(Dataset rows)
--
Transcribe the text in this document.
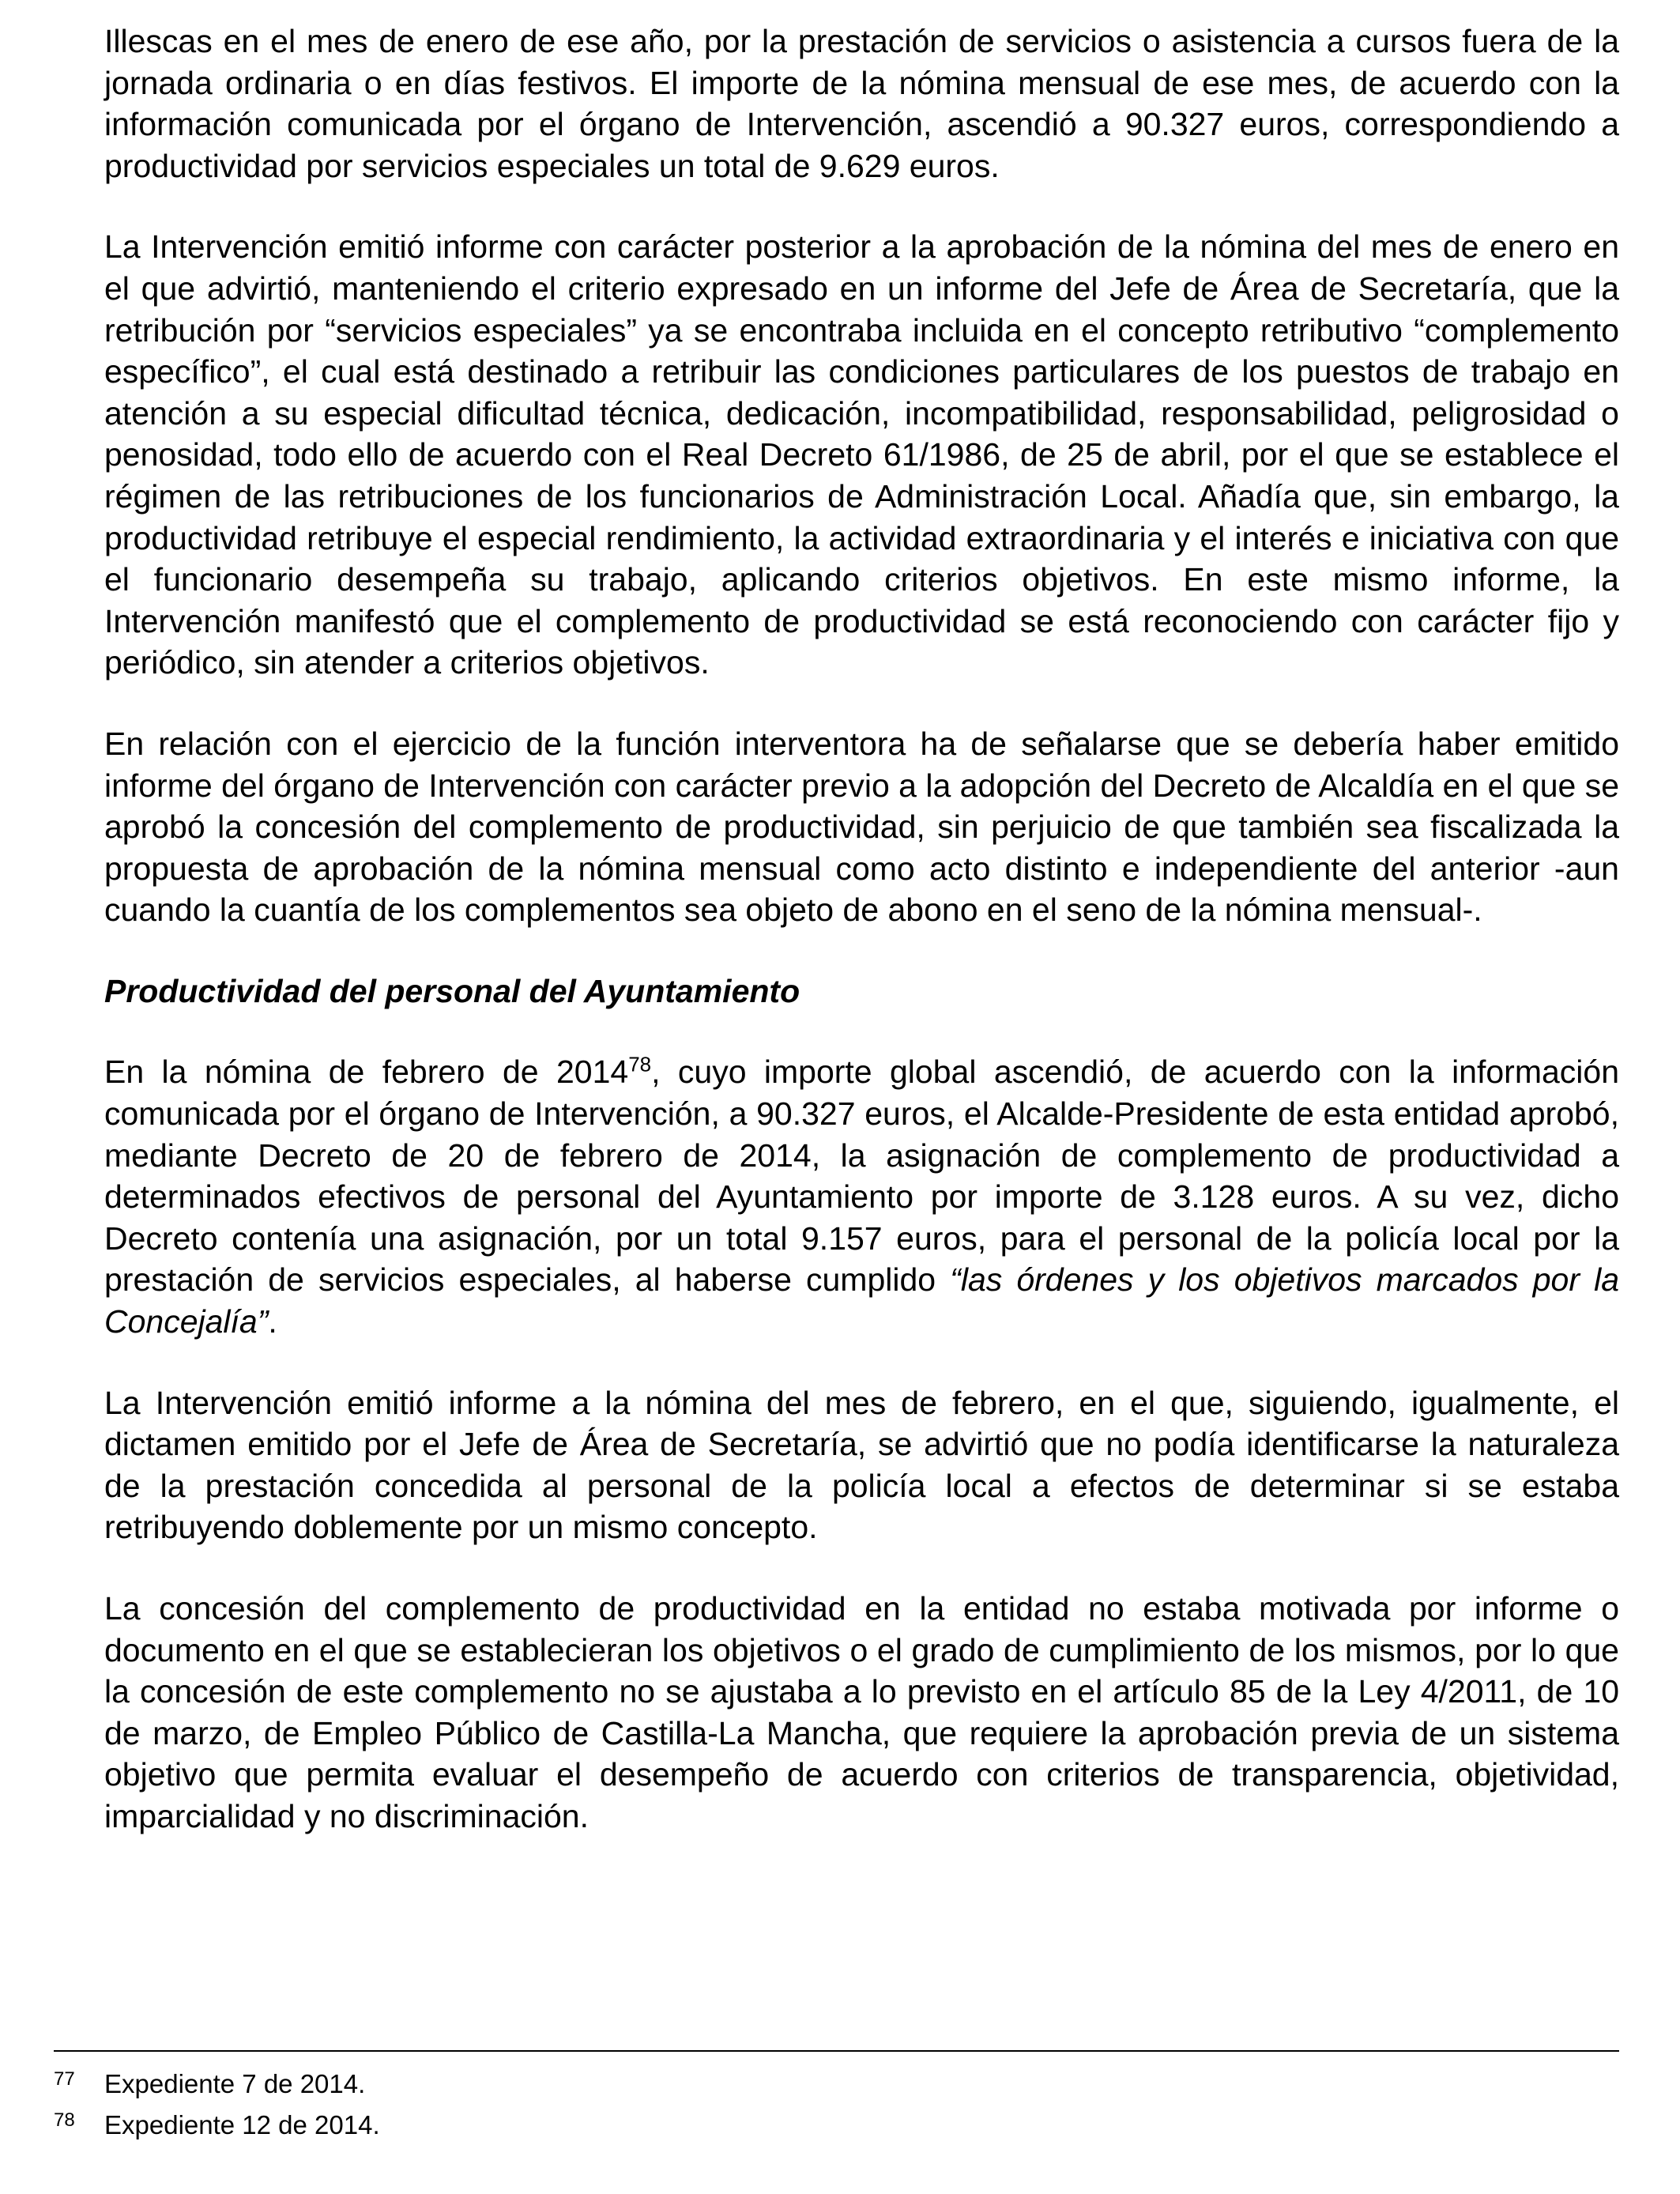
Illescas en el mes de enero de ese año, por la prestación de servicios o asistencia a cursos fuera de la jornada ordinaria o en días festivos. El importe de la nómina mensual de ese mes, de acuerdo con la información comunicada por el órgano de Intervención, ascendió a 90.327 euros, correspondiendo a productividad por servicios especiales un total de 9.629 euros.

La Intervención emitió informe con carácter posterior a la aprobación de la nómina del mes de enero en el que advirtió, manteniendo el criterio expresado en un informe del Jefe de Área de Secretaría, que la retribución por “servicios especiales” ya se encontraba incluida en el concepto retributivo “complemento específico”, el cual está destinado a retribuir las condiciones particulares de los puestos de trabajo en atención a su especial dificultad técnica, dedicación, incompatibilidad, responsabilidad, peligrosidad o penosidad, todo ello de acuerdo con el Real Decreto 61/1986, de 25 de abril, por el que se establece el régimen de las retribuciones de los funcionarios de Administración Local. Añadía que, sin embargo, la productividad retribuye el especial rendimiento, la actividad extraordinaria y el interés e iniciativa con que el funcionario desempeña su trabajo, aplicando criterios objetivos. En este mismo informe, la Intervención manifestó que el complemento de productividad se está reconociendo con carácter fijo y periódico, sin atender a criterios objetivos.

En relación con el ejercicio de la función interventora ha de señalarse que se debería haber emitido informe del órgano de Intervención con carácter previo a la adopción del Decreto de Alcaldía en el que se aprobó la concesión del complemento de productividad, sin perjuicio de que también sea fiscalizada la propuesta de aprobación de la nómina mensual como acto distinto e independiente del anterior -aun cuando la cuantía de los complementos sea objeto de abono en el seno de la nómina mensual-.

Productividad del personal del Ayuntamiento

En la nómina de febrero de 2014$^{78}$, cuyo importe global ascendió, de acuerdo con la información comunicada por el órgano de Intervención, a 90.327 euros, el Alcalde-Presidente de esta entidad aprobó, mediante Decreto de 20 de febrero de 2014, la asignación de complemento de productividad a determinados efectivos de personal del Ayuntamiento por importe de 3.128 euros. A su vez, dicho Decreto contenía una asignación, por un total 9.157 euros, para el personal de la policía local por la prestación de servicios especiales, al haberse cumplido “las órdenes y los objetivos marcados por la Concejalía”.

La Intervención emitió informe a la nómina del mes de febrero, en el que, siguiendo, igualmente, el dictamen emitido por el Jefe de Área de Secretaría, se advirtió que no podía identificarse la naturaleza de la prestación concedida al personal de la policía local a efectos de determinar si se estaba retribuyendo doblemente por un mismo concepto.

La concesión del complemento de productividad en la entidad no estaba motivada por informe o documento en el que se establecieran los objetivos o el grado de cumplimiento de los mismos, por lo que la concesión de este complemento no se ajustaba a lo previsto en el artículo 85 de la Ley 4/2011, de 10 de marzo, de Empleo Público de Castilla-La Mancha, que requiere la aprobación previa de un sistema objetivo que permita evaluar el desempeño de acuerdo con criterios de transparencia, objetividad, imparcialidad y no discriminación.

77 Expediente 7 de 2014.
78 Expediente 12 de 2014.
--
- Problem to solve:
Transcribe every entry word for word, but omit the pictures.

- Output of the exercise:
Transcribe the text in this document.
Illescas en el mes de enero de ese año, por la prestación de servicios o asistencia a cursos fuera de la jornada ordinaria o en días festivos. El importe de la nómina mensual de ese mes, de acuerdo con la información comunicada por el órgano de Intervención, ascendió a 90.327 euros, correspondiendo a productividad por servicios especiales un total de 9.629 euros.

La Intervención emitió informe con carácter posterior a la aprobación de la nómina del mes de enero en el que advirtió, manteniendo el criterio expresado en un informe del Jefe de Área de Secretaría, que la retribución por “servicios especiales” ya se encontraba incluida en el concepto retributivo “complemento específico”, el cual está destinado a retribuir las condiciones particulares de los puestos de trabajo en atención a su especial dificultad técnica, dedicación, incompatibilidad, responsabilidad, peligrosidad o penosidad, todo ello de acuerdo con el Real Decreto 61/1986, de 25 de abril, por el que se establece el régimen de las retribuciones de los funcionarios de Administración Local. Añadía que, sin embargo, la productividad retribuye el especial rendimiento, la actividad extraordinaria y el interés e iniciativa con que el funcionario desempeña su trabajo, aplicando criterios objetivos. En este mismo informe, la Intervención manifestó que el complemento de productividad se está reconociendo con carácter fijo y periódico, sin atender a criterios objetivos.

En relación con el ejercicio de la función interventora ha de señalarse que se debería haber emitido informe del órgano de Intervención con carácter previo a la adopción del Decreto de Alcaldía en el que se aprobó la concesión del complemento de productividad, sin perjuicio de que también sea fiscalizada la propuesta de aprobación de la nómina mensual como acto distinto e independiente del anterior -aun cuando la cuantía de los complementos sea objeto de abono en el seno de la nómina mensual-.

Productividad del personal del Ayuntamiento

En la nómina de febrero de 2014$^{78}$, cuyo importe global ascendió, de acuerdo con la información comunicada por el órgano de Intervención, a 90.327 euros, el Alcalde-Presidente de esta entidad aprobó, mediante Decreto de 20 de febrero de 2014, la asignación de complemento de productividad a determinados efectivos de personal del Ayuntamiento por importe de 3.128 euros. A su vez, dicho Decreto contenía una asignación, por un total 9.157 euros, para el personal de la policía local por la prestación de servicios especiales, al haberse cumplido “las órdenes y los objetivos marcados por la Concejalía”.

La Intervención emitió informe a la nómina del mes de febrero, en el que, siguiendo, igualmente, el dictamen emitido por el Jefe de Área de Secretaría, se advirtió que no podía identificarse la naturaleza de la prestación concedida al personal de la policía local a efectos de determinar si se estaba retribuyendo doblemente por un mismo concepto.

La concesión del complemento de productividad en la entidad no estaba motivada por informe o documento en el que se establecieran los objetivos o el grado de cumplimiento de los mismos, por lo que la concesión de este complemento no se ajustaba a lo previsto en el artículo 85 de la Ley 4/2011, de 10 de marzo, de Empleo Público de Castilla-La Mancha, que requiere la aprobación previa de un sistema objetivo que permita evaluar el desempeño de acuerdo con criterios de transparencia, objetividad, imparcialidad y no discriminación.

77 Expediente 7 de 2014.
78 Expediente 12 de 2014.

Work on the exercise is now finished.